What you should do: State only how many lines contain the string "TradingView".

Start of Items

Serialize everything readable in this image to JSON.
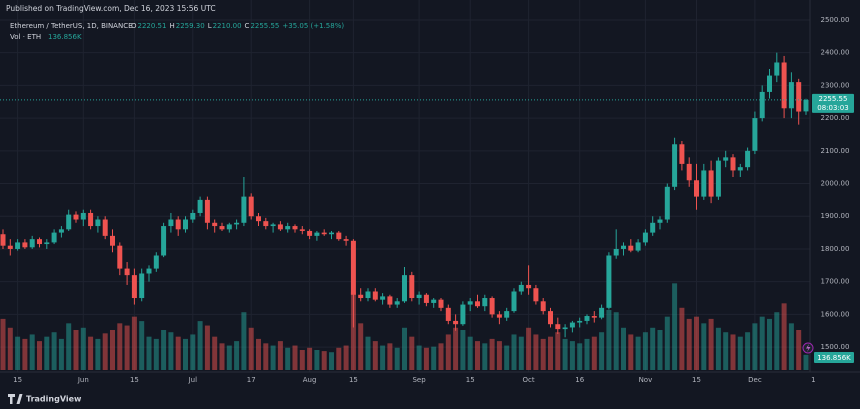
{
  "header": {
    "published": "Published on TradingView.com, Dec 16, 2023 15:56 UTC",
    "symbol": "Ethereum / TetherUS, 1D, BINANCE",
    "ohlc": [
      {
        "label": "O",
        "value": "2220.51"
      },
      {
        "label": "H",
        "value": "2259.30"
      },
      {
        "label": "L",
        "value": "2210.00"
      },
      {
        "label": "C",
        "value": "2255.55"
      }
    ],
    "change": "+35.05 (+1.58%)",
    "vol_label": "Vol · ETH",
    "vol_value": "136.856K",
    "countdown": "08:03:03"
  },
  "footer": {
    "brand": "TradingView"
  },
  "chart_data": {
    "type": "candlestick",
    "up_color": "#26a69a",
    "down_color": "#ef5350",
    "ylim": [
      1430,
      2561
    ],
    "yticks": [
      {
        "value": 1500,
        "label": "1500.00"
      },
      {
        "value": 1600,
        "label": "1600.00"
      },
      {
        "value": 1700,
        "label": "1700.00"
      },
      {
        "value": 1800,
        "label": "1800.00"
      },
      {
        "value": 1900,
        "label": "1900.00"
      },
      {
        "value": 2000,
        "label": "2000.00"
      },
      {
        "value": 2100,
        "label": "2100.00"
      },
      {
        "value": 2200,
        "label": "2200.00"
      },
      {
        "value": 2300,
        "label": "2300.00"
      },
      {
        "value": 2400,
        "label": "2400.00"
      },
      {
        "value": 2500,
        "label": "2500.00"
      }
    ],
    "xticks": [
      {
        "value": 2,
        "label": "15"
      },
      {
        "value": 11,
        "label": "Jun"
      },
      {
        "value": 18,
        "label": "15"
      },
      {
        "value": 26,
        "label": "Jul"
      },
      {
        "value": 34,
        "label": "17"
      },
      {
        "value": 42,
        "label": "Aug"
      },
      {
        "value": 48,
        "label": "15"
      },
      {
        "value": 57,
        "label": "Sep"
      },
      {
        "value": 64,
        "label": "15"
      },
      {
        "value": 72,
        "label": "Oct"
      },
      {
        "value": 79,
        "label": "16"
      },
      {
        "value": 88,
        "label": "Nov"
      },
      {
        "value": 95,
        "label": "15"
      },
      {
        "value": 103,
        "label": "Dec"
      },
      {
        "value": 111,
        "label": "1"
      }
    ],
    "last_price": 2255.55,
    "vol_lim": [
      0,
      900000
    ],
    "open": [
      1845,
      1810,
      1800,
      1820,
      1805,
      1830,
      1815,
      1820,
      1850,
      1860,
      1905,
      1890,
      1910,
      1870,
      1890,
      1840,
      1810,
      1740,
      1720,
      1650,
      1725,
      1740,
      1780,
      1870,
      1890,
      1860,
      1890,
      1910,
      1950,
      1880,
      1870,
      1860,
      1875,
      1880,
      1960,
      1900,
      1885,
      1870,
      1875,
      1860,
      1870,
      1860,
      1855,
      1840,
      1850,
      1845,
      1850,
      1830,
      1825,
      1660,
      1650,
      1670,
      1645,
      1655,
      1630,
      1640,
      1720,
      1650,
      1660,
      1635,
      1645,
      1620,
      1580,
      1570,
      1630,
      1640,
      1625,
      1650,
      1600,
      1590,
      1610,
      1670,
      1690,
      1680,
      1640,
      1610,
      1570,
      1555,
      1560,
      1575,
      1580,
      1595,
      1590,
      1620,
      1780,
      1800,
      1810,
      1795,
      1820,
      1850,
      1880,
      1890,
      1990,
      2120,
      2060,
      2010,
      1960,
      2040,
      1960,
      2070,
      2080,
      2040,
      2050,
      2100,
      2200,
      2280,
      2330,
      2370,
      2230,
      2310,
      2220.51
    ],
    "high": [
      1860,
      1830,
      1830,
      1830,
      1840,
      1835,
      1830,
      1860,
      1870,
      1920,
      1915,
      1920,
      1920,
      1900,
      1900,
      1860,
      1820,
      1760,
      1740,
      1740,
      1750,
      1790,
      1880,
      1910,
      1900,
      1900,
      1920,
      1960,
      1960,
      1890,
      1880,
      1880,
      1890,
      2020,
      1970,
      1910,
      1895,
      1880,
      1885,
      1880,
      1875,
      1870,
      1860,
      1855,
      1860,
      1855,
      1855,
      1840,
      1830,
      1680,
      1680,
      1680,
      1665,
      1660,
      1650,
      1745,
      1730,
      1670,
      1665,
      1650,
      1650,
      1630,
      1600,
      1640,
      1650,
      1660,
      1660,
      1655,
      1610,
      1620,
      1680,
      1700,
      1750,
      1690,
      1650,
      1620,
      1590,
      1570,
      1580,
      1590,
      1600,
      1610,
      1630,
      1790,
      1860,
      1820,
      1830,
      1830,
      1860,
      1900,
      1900,
      2000,
      2140,
      2130,
      2080,
      2060,
      2060,
      2070,
      2080,
      2100,
      2090,
      2060,
      2110,
      2220,
      2300,
      2350,
      2400,
      2390,
      2340,
      2320,
      2259.3
    ],
    "low": [
      1800,
      1780,
      1795,
      1800,
      1800,
      1805,
      1800,
      1815,
      1835,
      1855,
      1880,
      1870,
      1860,
      1850,
      1830,
      1790,
      1720,
      1690,
      1630,
      1640,
      1700,
      1730,
      1775,
      1850,
      1840,
      1850,
      1880,
      1900,
      1860,
      1850,
      1855,
      1850,
      1860,
      1870,
      1890,
      1870,
      1860,
      1850,
      1855,
      1850,
      1850,
      1845,
      1830,
      1825,
      1840,
      1830,
      1825,
      1810,
      1560,
      1640,
      1640,
      1640,
      1630,
      1620,
      1620,
      1635,
      1640,
      1630,
      1625,
      1620,
      1610,
      1570,
      1550,
      1565,
      1610,
      1620,
      1610,
      1590,
      1570,
      1580,
      1605,
      1660,
      1660,
      1630,
      1600,
      1560,
      1540,
      1530,
      1545,
      1560,
      1570,
      1575,
      1585,
      1615,
      1770,
      1780,
      1790,
      1790,
      1810,
      1840,
      1860,
      1880,
      1980,
      2040,
      1990,
      1920,
      1950,
      1940,
      1950,
      2050,
      2020,
      2020,
      2040,
      2090,
      2190,
      2260,
      2310,
      2200,
      2200,
      2180,
      2210.0
    ],
    "close": [
      1810,
      1800,
      1820,
      1805,
      1830,
      1815,
      1820,
      1850,
      1860,
      1905,
      1890,
      1910,
      1870,
      1890,
      1840,
      1810,
      1740,
      1720,
      1650,
      1725,
      1740,
      1780,
      1870,
      1890,
      1860,
      1890,
      1910,
      1950,
      1880,
      1870,
      1860,
      1875,
      1880,
      1960,
      1900,
      1885,
      1870,
      1875,
      1860,
      1870,
      1860,
      1855,
      1840,
      1850,
      1845,
      1850,
      1830,
      1825,
      1660,
      1650,
      1670,
      1645,
      1655,
      1630,
      1640,
      1720,
      1650,
      1660,
      1635,
      1645,
      1620,
      1580,
      1570,
      1630,
      1640,
      1625,
      1650,
      1600,
      1590,
      1610,
      1670,
      1690,
      1680,
      1640,
      1610,
      1570,
      1555,
      1560,
      1575,
      1580,
      1595,
      1590,
      1620,
      1780,
      1800,
      1810,
      1795,
      1820,
      1850,
      1880,
      1890,
      1990,
      2120,
      2060,
      2010,
      1960,
      2040,
      1960,
      2070,
      2080,
      2040,
      2050,
      2100,
      2200,
      2280,
      2330,
      2370,
      2230,
      2310,
      2220,
      2255.55
    ],
    "volume": [
      460000,
      380000,
      300000,
      280000,
      320000,
      260000,
      300000,
      340000,
      280000,
      420000,
      360000,
      380000,
      300000,
      280000,
      330000,
      360000,
      420000,
      400000,
      480000,
      440000,
      300000,
      280000,
      360000,
      340000,
      300000,
      280000,
      320000,
      440000,
      400000,
      300000,
      240000,
      220000,
      260000,
      520000,
      380000,
      280000,
      240000,
      220000,
      260000,
      200000,
      220000,
      180000,
      200000,
      180000,
      170000,
      160000,
      200000,
      220000,
      700000,
      420000,
      300000,
      260000,
      220000,
      240000,
      200000,
      380000,
      300000,
      220000,
      200000,
      210000,
      240000,
      320000,
      380000,
      360000,
      300000,
      260000,
      240000,
      280000,
      260000,
      220000,
      320000,
      300000,
      380000,
      320000,
      280000,
      300000,
      340000,
      280000,
      260000,
      240000,
      280000,
      300000,
      340000,
      540000,
      520000,
      380000,
      320000,
      300000,
      340000,
      380000,
      360000,
      480000,
      780000,
      560000,
      460000,
      480000,
      420000,
      460000,
      380000,
      340000,
      320000,
      300000,
      340000,
      420000,
      480000,
      460000,
      520000,
      600000,
      420000,
      360000,
      136856
    ]
  }
}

End of Items

Task answer: 2